[start of Recorded data]

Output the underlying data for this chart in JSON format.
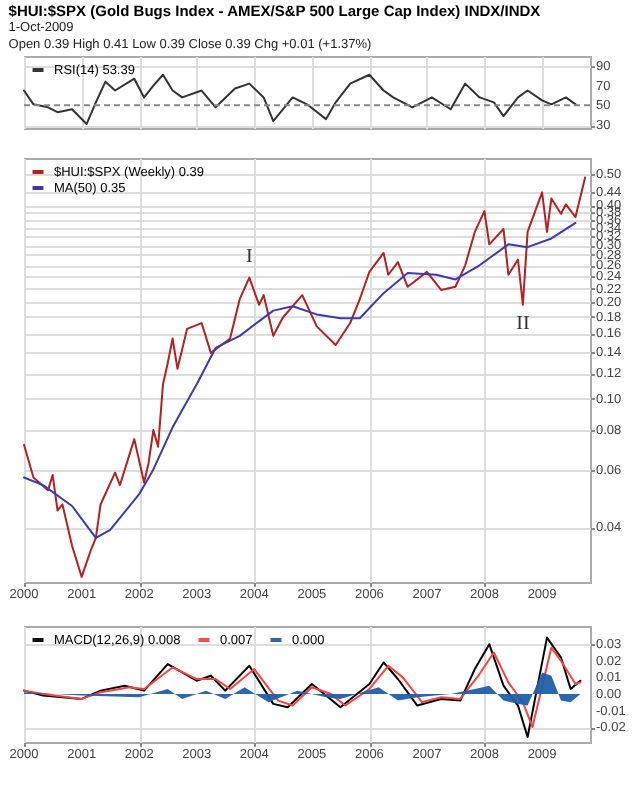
{
  "chart_data": [
    {
      "type": "line",
      "title": "$HUI:$SPX (Gold Bugs Index - AMEX/S&P 500 Large Cap Index) INDX/INDX",
      "subtitle": "1-Oct-2009",
      "annotations": [
        "Open 0.39 High 0.41 Low 0.39 Close 0.39 Chg +0.01 (+1.37%)"
      ],
      "x": [
        "2000-01",
        "2000-03",
        "2000-06",
        "2000-08",
        "2000-11",
        "2001-02",
        "2001-04",
        "2001-06",
        "2001-08",
        "2001-12",
        "2002-02",
        "2002-04",
        "2002-06",
        "2002-08",
        "2002-10",
        "2003-02",
        "2003-05",
        "2003-09",
        "2003-12",
        "2004-03",
        "2004-05",
        "2004-09",
        "2004-12",
        "2005-04",
        "2005-06",
        "2005-09",
        "2006-01",
        "2006-04",
        "2006-06",
        "2006-10",
        "2007-02",
        "2007-06",
        "2007-09",
        "2007-12",
        "2008-03",
        "2008-05",
        "2008-08",
        "2008-10",
        "2009-01",
        "2009-03",
        "2009-06",
        "2009-08"
      ],
      "series": [
        {
          "name": "RSI(14) 53.39",
          "color": "#333333",
          "values": [
            65,
            51,
            48,
            43,
            46,
            31,
            53,
            74,
            65,
            77,
            58,
            70,
            81,
            65,
            58,
            65,
            48,
            67,
            72,
            58,
            34,
            58,
            51,
            36,
            53,
            72,
            81,
            65,
            58,
            48,
            58,
            46,
            72,
            58,
            53,
            39,
            58,
            65,
            55,
            51,
            58,
            51
          ]
        }
      ],
      "xlim": [
        "2000-01",
        "2009-11"
      ],
      "xticks": [
        "2000",
        "2001",
        "2002",
        "2003",
        "2004",
        "2005",
        "2006",
        "2007",
        "2008",
        "2009"
      ],
      "ylim": [
        27,
        100
      ],
      "yticks": [
        30,
        50,
        70,
        90
      ],
      "grid": true,
      "legend": "top left",
      "tick_labels": "y",
      "ref_lines": [
        {
          "axis": "y",
          "value": 50,
          "line_style": "dashed"
        }
      ]
    },
    {
      "type": "line",
      "log": true,
      "series": [
        {
          "name": "$HUI:$SPX (Weekly) 0.39",
          "color": "#b22222",
          "x": [
            "2000-01",
            "2000-03",
            "2000-06",
            "2000-07",
            "2000-08",
            "2000-09",
            "2000-11",
            "2001-01",
            "2001-03",
            "2001-04",
            "2001-05",
            "2001-08",
            "2001-09",
            "2001-12",
            "2002-02",
            "2002-03",
            "2002-04",
            "2002-05",
            "2002-06",
            "2002-07",
            "2002-08",
            "2002-09",
            "2002-11",
            "2003-02",
            "2003-04",
            "2003-08",
            "2003-10",
            "2003-12",
            "2004-02",
            "2004-03",
            "2004-05",
            "2004-07",
            "2004-11",
            "2005-02",
            "2005-06",
            "2005-09",
            "2005-11",
            "2006-01",
            "2006-04",
            "2006-05",
            "2006-07",
            "2006-09",
            "2007-01",
            "2007-04",
            "2007-07",
            "2007-09",
            "2007-11",
            "2008-01",
            "2008-02",
            "2008-05",
            "2008-06",
            "2008-08",
            "2008-09",
            "2008-10",
            "2009-01",
            "2009-02",
            "2009-03",
            "2009-05",
            "2009-06",
            "2009-08",
            "2009-10"
          ],
          "values": [
            0.072,
            0.057,
            0.052,
            0.058,
            0.045,
            0.047,
            0.035,
            0.028,
            0.034,
            0.037,
            0.047,
            0.059,
            0.054,
            0.075,
            0.055,
            0.063,
            0.08,
            0.071,
            0.111,
            0.129,
            0.154,
            0.124,
            0.165,
            0.172,
            0.139,
            0.154,
            0.204,
            0.238,
            0.196,
            0.21,
            0.157,
            0.179,
            0.21,
            0.168,
            0.147,
            0.172,
            0.204,
            0.248,
            0.284,
            0.243,
            0.266,
            0.223,
            0.248,
            0.218,
            0.223,
            0.26,
            0.33,
            0.383,
            0.302,
            0.337,
            0.243,
            0.271,
            0.196,
            0.33,
            0.438,
            0.33,
            0.419,
            0.376,
            0.402,
            0.367,
            0.487
          ]
        },
        {
          "name": "MA(50) 0.35",
          "color": "#3b3bb0",
          "x": [
            "2000-01",
            "2000-05",
            "2000-11",
            "2001-04",
            "2001-07",
            "2002-01",
            "2002-04",
            "2002-08",
            "2003-01",
            "2003-05",
            "2003-10",
            "2004-05",
            "2004-09",
            "2005-02",
            "2005-07",
            "2005-11",
            "2006-04",
            "2006-09",
            "2007-03",
            "2007-07",
            "2007-12",
            "2008-06",
            "2008-10",
            "2009-03",
            "2009-08"
          ],
          "values": [
            0.057,
            0.054,
            0.0465,
            0.037,
            0.0392,
            0.0506,
            0.0604,
            0.0816,
            0.111,
            0.144,
            0.157,
            0.188,
            0.194,
            0.183,
            0.178,
            0.178,
            0.213,
            0.246,
            0.243,
            0.235,
            0.26,
            0.302,
            0.296,
            0.315,
            0.352
          ]
        }
      ],
      "xlim": [
        "2000-01",
        "2009-11"
      ],
      "xticks": [
        "2000",
        "2001",
        "2002",
        "2003",
        "2004",
        "2005",
        "2006",
        "2007",
        "2008",
        "2009"
      ],
      "ylim": [
        0.027,
        0.56
      ],
      "yticks": [
        0.04,
        0.06,
        0.08,
        {
          "value": 0.1,
          "label": "0.10"
        },
        0.12,
        0.14,
        0.16,
        0.18,
        {
          "value": 0.2,
          "label": "0.20"
        },
        0.22,
        0.24,
        0.26,
        0.28,
        {
          "value": 0.3,
          "label": "0.30"
        },
        0.32,
        0.34,
        0.36,
        0.38,
        {
          "value": 0.4,
          "label": "0.40"
        },
        0.44,
        {
          "value": 0.5,
          "label": "0.50"
        }
      ],
      "grid": true,
      "legend": "top left",
      "annotations": [
        {
          "text": "I",
          "x": "2003-12",
          "y": 0.238
        },
        {
          "text": "II",
          "x": "2008-09",
          "y": 0.196
        }
      ]
    },
    {
      "type": "line",
      "series": [
        {
          "name": "MACD(12,26,9) 0.008",
          "color": "#000000",
          "x": [
            "2000-01",
            "2000-05",
            "2001-01",
            "2001-05",
            "2001-10",
            "2002-02",
            "2002-07",
            "2003-01",
            "2003-04",
            "2003-07",
            "2003-12",
            "2004-05",
            "2004-08",
            "2005-01",
            "2005-04",
            "2005-07",
            "2006-01",
            "2006-04",
            "2006-07",
            "2006-11",
            "2007-04",
            "2007-08",
            "2007-11",
            "2008-02",
            "2008-05",
            "2008-08",
            "2008-10",
            "2009-02",
            "2009-05",
            "2009-07",
            "2009-09"
          ],
          "values": [
            0.002,
            -0.001,
            -0.003,
            0.002,
            0.005,
            0.002,
            0.018,
            0.008,
            0.011,
            0.002,
            0.017,
            -0.006,
            -0.008,
            0.006,
            -0.001,
            -0.008,
            0.006,
            0.019,
            0.009,
            -0.007,
            -0.003,
            -0.004,
            0.015,
            0.03,
            0.005,
            -0.007,
            -0.026,
            0.034,
            0.022,
            0.003,
            0.008
          ]
        },
        {
          "name": "0.007",
          "color": "#ff4040",
          "x": [
            "2000-01",
            "2000-05",
            "2001-01",
            "2001-05",
            "2001-11",
            "2002-02",
            "2002-08",
            "2003-01",
            "2003-05",
            "2003-08",
            "2004-01",
            "2004-06",
            "2004-09",
            "2005-01",
            "2005-05",
            "2005-08",
            "2006-01",
            "2006-05",
            "2006-08",
            "2006-12",
            "2007-04",
            "2007-08",
            "2007-12",
            "2008-03",
            "2008-06",
            "2008-09",
            "2008-11",
            "2009-03",
            "2009-05",
            "2009-08",
            "2009-09"
          ],
          "values": [
            0.002,
            0,
            -0.003,
            0.001,
            0.004,
            0.003,
            0.016,
            0.009,
            0.009,
            0.003,
            0.015,
            -0.004,
            -0.007,
            0.004,
            0,
            -0.007,
            0.003,
            0.017,
            0.01,
            -0.005,
            -0.002,
            -0.003,
            0.012,
            0.025,
            0.007,
            -0.005,
            -0.02,
            0.028,
            0.02,
            0.006,
            0.007
          ]
        },
        {
          "name": "0.000",
          "color": "#1f5fa8",
          "type": "area",
          "x": [
            "2000-01",
            "2001-01",
            "2002-01",
            "2002-07",
            "2002-10",
            "2003-03",
            "2003-07",
            "2003-11",
            "2004-04",
            "2004-10",
            "2005-04",
            "2005-07",
            "2006-03",
            "2006-07",
            "2006-11",
            "2007-06",
            "2007-11",
            "2008-02",
            "2008-05",
            "2008-08",
            "2008-10",
            "2009-01",
            "2009-03",
            "2009-05",
            "2009-07",
            "2009-09"
          ],
          "values": [
            0.001,
            -0.001,
            -0.002,
            0.003,
            -0.003,
            0.002,
            -0.003,
            0.004,
            -0.005,
            0.002,
            -0.002,
            -0.003,
            0.004,
            -0.004,
            -0.002,
            0,
            0.003,
            0.005,
            -0.004,
            -0.006,
            -0.007,
            0.013,
            0.011,
            -0.004,
            -0.005,
            0
          ]
        }
      ],
      "xlim": [
        "2000-01",
        "2009-11"
      ],
      "xticks": [
        "2000",
        "2001",
        "2002",
        "2003",
        "2004",
        "2005",
        "2006",
        "2007",
        "2008",
        "2009"
      ],
      "ylim": [
        -0.029,
        0.041
      ],
      "yticks": [
        -0.02,
        -0.01,
        {
          "value": 0,
          "label": "0.00"
        },
        0.01,
        0.02,
        0.03
      ],
      "grid": true,
      "legend": "top left"
    }
  ]
}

[end of Recorded data]

What to do: Copy all lines from the data that hold the word "color".

Exercise answer:
          "color": "#333333",
          "color": "#b22222",
          "color": "#3b3bb0",
          "color": "#000000",
          "color": "#ff4040",
          "color": "#1f5fa8",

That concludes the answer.